[Saved data entries]
>> start

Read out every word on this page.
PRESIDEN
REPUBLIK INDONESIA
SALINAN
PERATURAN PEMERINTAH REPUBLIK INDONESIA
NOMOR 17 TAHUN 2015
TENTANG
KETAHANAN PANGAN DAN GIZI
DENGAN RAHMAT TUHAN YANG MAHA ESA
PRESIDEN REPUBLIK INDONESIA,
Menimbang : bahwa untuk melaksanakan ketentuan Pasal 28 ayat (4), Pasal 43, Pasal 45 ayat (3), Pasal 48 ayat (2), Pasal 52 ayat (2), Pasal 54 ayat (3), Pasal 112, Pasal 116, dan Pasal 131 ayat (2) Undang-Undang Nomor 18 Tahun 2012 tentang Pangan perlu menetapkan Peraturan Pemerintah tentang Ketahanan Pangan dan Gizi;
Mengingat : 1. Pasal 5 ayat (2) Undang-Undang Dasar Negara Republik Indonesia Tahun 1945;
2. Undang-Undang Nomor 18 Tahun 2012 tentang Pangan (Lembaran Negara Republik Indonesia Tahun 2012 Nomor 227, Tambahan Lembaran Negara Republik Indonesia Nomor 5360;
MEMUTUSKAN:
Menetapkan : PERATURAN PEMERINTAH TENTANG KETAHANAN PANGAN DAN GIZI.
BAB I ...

>> end

▶ What the task asks
Take the material above and return all of it exactly.

▶ Output for this exercise
Read out every word on this page.
PRESIDEN
REPUBLIK INDONESIA
SALINAN
PERATURAN PEMERINTAH REPUBLIK INDONESIA
NOMOR 17 TAHUN 2015
TENTANG
KETAHANAN PANGAN DAN GIZI
DENGAN RAHMAT TUHAN YANG MAHA ESA
PRESIDEN REPUBLIK INDONESIA,
Menimbang : bahwa untuk melaksanakan ketentuan Pasal 28 ayat (4), Pasal 43, Pasal 45 ayat (3), Pasal 48 ayat (2), Pasal 52 ayat (2), Pasal 54 ayat (3), Pasal 112, Pasal 116, dan Pasal 131 ayat (2) Undang-Undang Nomor 18 Tahun 2012 tentang Pangan perlu menetapkan Peraturan Pemerintah tentang Ketahanan Pangan dan Gizi;
Mengingat : 1. Pasal 5 ayat (2) Undang-Undang Dasar Negara Republik Indonesia Tahun 1945;
2. Undang-Undang Nomor 18 Tahun 2012 tentang Pangan (Lembaran Negara Republik Indonesia Tahun 2012 Nomor 227, Tambahan Lembaran Negara Republik Indonesia Nomor 5360;
MEMUTUSKAN:
Menetapkan : PERATURAN PEMERINTAH TENTANG KETAHANAN PANGAN DAN GIZI.
BAB I ...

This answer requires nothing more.